* _AIM_
Copy out the whole listing exactly as written, leaving the pictures behind.

* _INPUT DATA_
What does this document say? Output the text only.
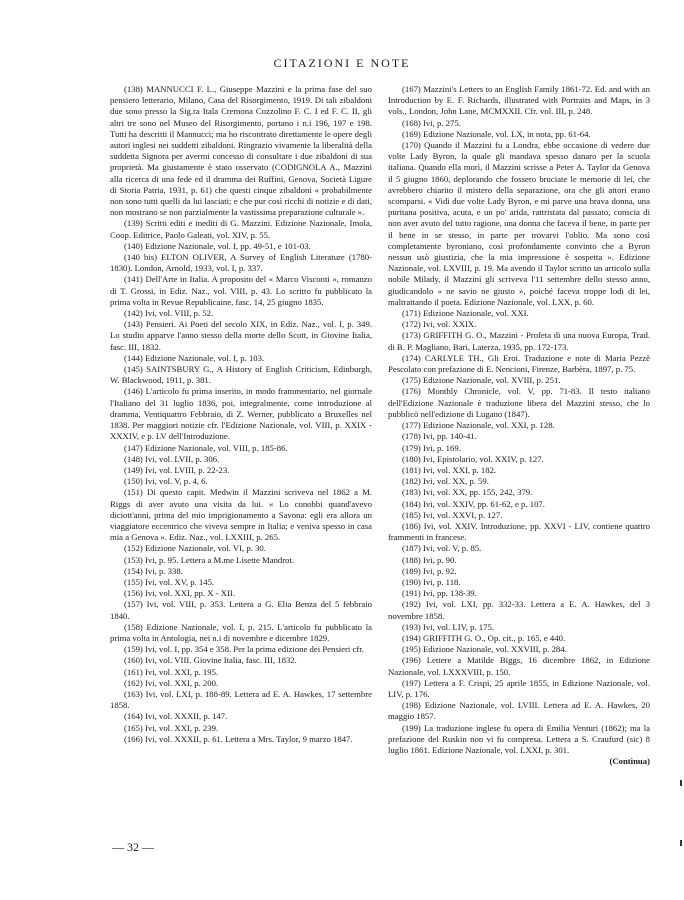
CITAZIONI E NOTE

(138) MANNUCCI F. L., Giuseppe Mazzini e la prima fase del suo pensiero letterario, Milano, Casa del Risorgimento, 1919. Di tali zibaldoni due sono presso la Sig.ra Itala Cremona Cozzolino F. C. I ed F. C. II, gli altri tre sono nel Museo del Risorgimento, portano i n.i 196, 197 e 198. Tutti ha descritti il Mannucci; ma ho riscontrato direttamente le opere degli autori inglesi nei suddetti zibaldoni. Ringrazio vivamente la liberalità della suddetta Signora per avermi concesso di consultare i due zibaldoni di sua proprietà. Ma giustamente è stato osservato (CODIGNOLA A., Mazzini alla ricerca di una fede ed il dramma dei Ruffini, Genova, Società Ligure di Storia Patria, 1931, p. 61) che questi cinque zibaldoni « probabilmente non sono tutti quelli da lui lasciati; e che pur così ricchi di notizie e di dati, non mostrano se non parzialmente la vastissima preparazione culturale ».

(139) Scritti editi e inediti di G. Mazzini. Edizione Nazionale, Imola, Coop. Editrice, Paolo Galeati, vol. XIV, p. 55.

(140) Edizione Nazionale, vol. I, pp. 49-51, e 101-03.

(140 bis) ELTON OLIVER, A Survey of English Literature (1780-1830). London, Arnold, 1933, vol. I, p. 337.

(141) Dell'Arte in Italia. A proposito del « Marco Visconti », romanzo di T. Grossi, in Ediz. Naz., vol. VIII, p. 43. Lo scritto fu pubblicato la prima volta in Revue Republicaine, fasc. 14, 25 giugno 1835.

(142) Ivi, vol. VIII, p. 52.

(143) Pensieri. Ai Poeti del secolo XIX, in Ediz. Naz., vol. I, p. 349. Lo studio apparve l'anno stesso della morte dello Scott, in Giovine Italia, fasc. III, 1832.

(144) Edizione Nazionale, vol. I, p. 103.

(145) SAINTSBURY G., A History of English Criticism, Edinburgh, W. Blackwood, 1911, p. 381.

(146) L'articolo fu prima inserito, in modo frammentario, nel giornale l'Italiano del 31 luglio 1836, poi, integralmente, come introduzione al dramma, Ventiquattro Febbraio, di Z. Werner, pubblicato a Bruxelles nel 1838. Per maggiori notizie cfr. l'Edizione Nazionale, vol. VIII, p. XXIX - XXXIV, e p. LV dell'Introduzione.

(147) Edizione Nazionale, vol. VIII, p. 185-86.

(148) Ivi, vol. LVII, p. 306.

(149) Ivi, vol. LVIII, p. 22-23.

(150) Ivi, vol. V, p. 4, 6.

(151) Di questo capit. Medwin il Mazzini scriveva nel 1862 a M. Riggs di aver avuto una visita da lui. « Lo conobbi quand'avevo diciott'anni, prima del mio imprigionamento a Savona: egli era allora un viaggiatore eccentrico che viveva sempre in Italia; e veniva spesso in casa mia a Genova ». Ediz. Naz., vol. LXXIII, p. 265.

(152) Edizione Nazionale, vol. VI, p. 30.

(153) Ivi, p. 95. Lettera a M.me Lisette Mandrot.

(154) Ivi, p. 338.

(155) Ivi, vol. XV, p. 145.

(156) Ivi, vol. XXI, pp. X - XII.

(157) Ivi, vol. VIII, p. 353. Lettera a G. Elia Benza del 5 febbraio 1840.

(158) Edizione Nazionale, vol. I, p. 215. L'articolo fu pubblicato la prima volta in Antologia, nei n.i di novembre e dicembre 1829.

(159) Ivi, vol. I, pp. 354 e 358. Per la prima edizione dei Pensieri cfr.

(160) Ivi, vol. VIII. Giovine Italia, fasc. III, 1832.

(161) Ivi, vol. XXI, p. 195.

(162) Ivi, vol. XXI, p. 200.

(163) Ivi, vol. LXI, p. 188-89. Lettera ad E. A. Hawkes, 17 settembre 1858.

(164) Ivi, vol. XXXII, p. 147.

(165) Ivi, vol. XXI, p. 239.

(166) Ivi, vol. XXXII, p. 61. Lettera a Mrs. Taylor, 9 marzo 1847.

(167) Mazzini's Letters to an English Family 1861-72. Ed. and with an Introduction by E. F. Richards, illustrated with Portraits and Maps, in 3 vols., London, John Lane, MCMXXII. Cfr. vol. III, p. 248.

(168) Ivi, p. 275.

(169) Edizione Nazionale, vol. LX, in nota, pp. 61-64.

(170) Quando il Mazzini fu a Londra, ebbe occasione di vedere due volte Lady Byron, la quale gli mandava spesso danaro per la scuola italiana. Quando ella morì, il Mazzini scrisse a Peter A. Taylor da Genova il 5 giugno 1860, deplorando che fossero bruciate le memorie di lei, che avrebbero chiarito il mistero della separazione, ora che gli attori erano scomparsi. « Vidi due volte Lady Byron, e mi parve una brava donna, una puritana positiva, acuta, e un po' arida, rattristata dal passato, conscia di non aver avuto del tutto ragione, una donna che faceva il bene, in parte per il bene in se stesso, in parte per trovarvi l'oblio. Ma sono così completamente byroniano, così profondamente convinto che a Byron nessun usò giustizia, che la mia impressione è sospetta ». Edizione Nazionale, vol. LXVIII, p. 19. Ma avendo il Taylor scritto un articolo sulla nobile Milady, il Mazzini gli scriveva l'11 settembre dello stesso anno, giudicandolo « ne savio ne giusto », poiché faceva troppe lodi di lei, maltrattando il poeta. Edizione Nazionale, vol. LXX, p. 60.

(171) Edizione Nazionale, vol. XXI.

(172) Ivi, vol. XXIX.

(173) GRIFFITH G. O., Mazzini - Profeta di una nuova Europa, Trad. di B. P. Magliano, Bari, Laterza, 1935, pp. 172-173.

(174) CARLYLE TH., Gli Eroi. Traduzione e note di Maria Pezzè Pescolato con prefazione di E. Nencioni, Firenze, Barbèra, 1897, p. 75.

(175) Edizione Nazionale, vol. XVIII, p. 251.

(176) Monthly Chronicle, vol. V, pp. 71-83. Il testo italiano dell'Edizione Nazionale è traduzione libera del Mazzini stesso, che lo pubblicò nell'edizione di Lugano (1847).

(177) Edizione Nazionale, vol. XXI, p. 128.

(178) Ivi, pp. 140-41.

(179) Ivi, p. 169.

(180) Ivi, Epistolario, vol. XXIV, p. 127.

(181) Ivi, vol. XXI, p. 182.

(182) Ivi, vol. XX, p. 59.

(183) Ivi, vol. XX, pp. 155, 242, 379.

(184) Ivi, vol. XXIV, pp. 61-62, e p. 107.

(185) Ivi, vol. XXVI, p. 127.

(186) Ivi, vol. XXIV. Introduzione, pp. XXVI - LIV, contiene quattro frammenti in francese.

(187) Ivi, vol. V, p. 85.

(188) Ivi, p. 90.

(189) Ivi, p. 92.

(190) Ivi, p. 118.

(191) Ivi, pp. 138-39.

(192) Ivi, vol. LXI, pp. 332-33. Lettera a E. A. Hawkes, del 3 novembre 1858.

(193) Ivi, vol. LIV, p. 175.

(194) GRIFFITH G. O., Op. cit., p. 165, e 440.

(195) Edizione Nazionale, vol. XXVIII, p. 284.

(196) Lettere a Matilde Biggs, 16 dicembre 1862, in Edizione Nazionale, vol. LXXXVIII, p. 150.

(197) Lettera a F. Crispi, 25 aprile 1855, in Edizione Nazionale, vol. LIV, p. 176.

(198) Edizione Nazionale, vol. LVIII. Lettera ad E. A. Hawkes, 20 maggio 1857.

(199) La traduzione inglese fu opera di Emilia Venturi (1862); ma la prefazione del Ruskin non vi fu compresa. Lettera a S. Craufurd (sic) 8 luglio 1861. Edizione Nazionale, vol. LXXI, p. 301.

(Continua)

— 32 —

* _EXERCISE RESPONSE_
What does this document say? Output the text only.
CITAZIONI E NOTE

(138) MANNUCCI F. L., Giuseppe Mazzini e la prima fase del suo pensiero letterario, Milano, Casa del Risorgimento, 1919. Di tali zibaldoni due sono presso la Sig.ra Itala Cremona Cozzolino F. C. I ed F. C. II, gli altri tre sono nel Museo del Risorgimento, portano i n.i 196, 197 e 198. Tutti ha descritti il Mannucci; ma ho riscontrato direttamente le opere degli autori inglesi nei suddetti zibaldoni. Ringrazio vivamente la liberalità della suddetta Signora per avermi concesso di consultare i due zibaldoni di sua proprietà. Ma giustamente è stato osservato (CODIGNOLA A., Mazzini alla ricerca di una fede ed il dramma dei Ruffini, Genova, Società Ligure di Storia Patria, 1931, p. 61) che questi cinque zibaldoni « probabilmente non sono tutti quelli da lui lasciati; e che pur così ricchi di notizie e di dati, non mostrano se non parzialmente la vastissima preparazione culturale ».

(139) Scritti editi e inediti di G. Mazzini. Edizione Nazionale, Imola, Coop. Editrice, Paolo Galeati, vol. XIV, p. 55.

(140) Edizione Nazionale, vol. I, pp. 49-51, e 101-03.

(140 bis) ELTON OLIVER, A Survey of English Literature (1780-1830). London, Arnold, 1933, vol. I, p. 337.

(141) Dell'Arte in Italia. A proposito del « Marco Visconti », romanzo di T. Grossi, in Ediz. Naz., vol. VIII, p. 43. Lo scritto fu pubblicato la prima volta in Revue Republicaine, fasc. 14, 25 giugno 1835.

(142) Ivi, vol. VIII, p. 52.

(143) Pensieri. Ai Poeti del secolo XIX, in Ediz. Naz., vol. I, p. 349. Lo studio apparve l'anno stesso della morte dello Scott, in Giovine Italia, fasc. III, 1832.

(144) Edizione Nazionale, vol. I, p. 103.

(145) SAINTSBURY G., A History of English Criticism, Edinburgh, W. Blackwood, 1911, p. 381.

(146) L'articolo fu prima inserito, in modo frammentario, nel giornale l'Italiano del 31 luglio 1836, poi, integralmente, come introduzione al dramma, Ventiquattro Febbraio, di Z. Werner, pubblicato a Bruxelles nel 1838. Per maggiori notizie cfr. l'Edizione Nazionale, vol. VIII, p. XXIX - XXXIV, e p. LV dell'Introduzione.

(147) Edizione Nazionale, vol. VIII, p. 185-86.

(148) Ivi, vol. LVII, p. 306.

(149) Ivi, vol. LVIII, p. 22-23.

(150) Ivi, vol. V, p. 4, 6.

(151) Di questo capit. Medwin il Mazzini scriveva nel 1862 a M. Riggs di aver avuto una visita da lui. « Lo conobbi quand'avevo diciott'anni, prima del mio imprigionamento a Savona: egli era allora un viaggiatore eccentrico che viveva sempre in Italia; e veniva spesso in casa mia a Genova ». Ediz. Naz., vol. LXXIII, p. 265.

(152) Edizione Nazionale, vol. VI, p. 30.

(153) Ivi, p. 95. Lettera a M.me Lisette Mandrot.

(154) Ivi, p. 338.

(155) Ivi, vol. XV, p. 145.

(156) Ivi, vol. XXI, pp. X - XII.

(157) Ivi, vol. VIII, p. 353. Lettera a G. Elia Benza del 5 febbraio 1840.

(158) Edizione Nazionale, vol. I, p. 215. L'articolo fu pubblicato la prima volta in Antologia, nei n.i di novembre e dicembre 1829.

(159) Ivi, vol. I, pp. 354 e 358. Per la prima edizione dei Pensieri cfr.

(160) Ivi, vol. VIII. Giovine Italia, fasc. III, 1832.

(161) Ivi, vol. XXI, p. 195.

(162) Ivi, vol. XXI, p. 200.

(163) Ivi, vol. LXI, p. 188-89. Lettera ad E. A. Hawkes, 17 settembre 1858.

(164) Ivi, vol. XXXII, p. 147.

(165) Ivi, vol. XXI, p. 239.

(166) Ivi, vol. XXXII, p. 61. Lettera a Mrs. Taylor, 9 marzo 1847.

(167) Mazzini's Letters to an English Family 1861-72. Ed. and with an Introduction by E. F. Richards, illustrated with Portraits and Maps, in 3 vols., London, John Lane, MCMXXII. Cfr. vol. III, p. 248.

(168) Ivi, p. 275.

(169) Edizione Nazionale, vol. LX, in nota, pp. 61-64.

(170) Quando il Mazzini fu a Londra, ebbe occasione di vedere due volte Lady Byron, la quale gli mandava spesso danaro per la scuola italiana. Quando ella morì, il Mazzini scrisse a Peter A. Taylor da Genova il 5 giugno 1860, deplorando che fossero bruciate le memorie di lei, che avrebbero chiarito il mistero della separazione, ora che gli attori erano scomparsi. « Vidi due volte Lady Byron, e mi parve una brava donna, una puritana positiva, acuta, e un po' arida, rattristata dal passato, conscia di non aver avuto del tutto ragione, una donna che faceva il bene, in parte per il bene in se stesso, in parte per trovarvi l'oblio. Ma sono così completamente byroniano, così profondamente convinto che a Byron nessun usò giustizia, che la mia impressione è sospetta ». Edizione Nazionale, vol. LXVIII, p. 19. Ma avendo il Taylor scritto un articolo sulla nobile Milady, il Mazzini gli scriveva l'11 settembre dello stesso anno, giudicandolo « ne savio ne giusto », poiché faceva troppe lodi di lei, maltrattando il poeta. Edizione Nazionale, vol. LXX, p. 60.

(171) Edizione Nazionale, vol. XXI.

(172) Ivi, vol. XXIX.

(173) GRIFFITH G. O., Mazzini - Profeta di una nuova Europa, Trad. di B. P. Magliano, Bari, Laterza, 1935, pp. 172-173.

(174) CARLYLE TH., Gli Eroi. Traduzione e note di Maria Pezzè Pescolato con prefazione di E. Nencioni, Firenze, Barbèra, 1897, p. 75.

(175) Edizione Nazionale, vol. XVIII, p. 251.

(176) Monthly Chronicle, vol. V, pp. 71-83. Il testo italiano dell'Edizione Nazionale è traduzione libera del Mazzini stesso, che lo pubblicò nell'edizione di Lugano (1847).

(177) Edizione Nazionale, vol. XXI, p. 128.

(178) Ivi, pp. 140-41.

(179) Ivi, p. 169.

(180) Ivi, Epistolario, vol. XXIV, p. 127.

(181) Ivi, vol. XXI, p. 182.

(182) Ivi, vol. XX, p. 59.

(183) Ivi, vol. XX, pp. 155, 242, 379.

(184) Ivi, vol. XXIV, pp. 61-62, e p. 107.

(185) Ivi, vol. XXVI, p. 127.

(186) Ivi, vol. XXIV. Introduzione, pp. XXVI - LIV, contiene quattro frammenti in francese.

(187) Ivi, vol. V, p. 85.

(188) Ivi, p. 90.

(189) Ivi, p. 92.

(190) Ivi, p. 118.

(191) Ivi, pp. 138-39.

(192) Ivi, vol. LXI, pp. 332-33. Lettera a E. A. Hawkes, del 3 novembre 1858.

(193) Ivi, vol. LIV, p. 175.

(194) GRIFFITH G. O., Op. cit., p. 165, e 440.

(195) Edizione Nazionale, vol. XXVIII, p. 284.

(196) Lettere a Matilde Biggs, 16 dicembre 1862, in Edizione Nazionale, vol. LXXXVIII, p. 150.

(197) Lettera a F. Crispi, 25 aprile 1855, in Edizione Nazionale, vol. LIV, p. 176.

(198) Edizione Nazionale, vol. LVIII. Lettera ad E. A. Hawkes, 20 maggio 1857.

(199) La traduzione inglese fu opera di Emilia Venturi (1862); ma la prefazione del Ruskin non vi fu compresa. Lettera a S. Craufurd (sic) 8 luglio 1861. Edizione Nazionale, vol. LXXI, p. 301.

(Continua)

— 32 —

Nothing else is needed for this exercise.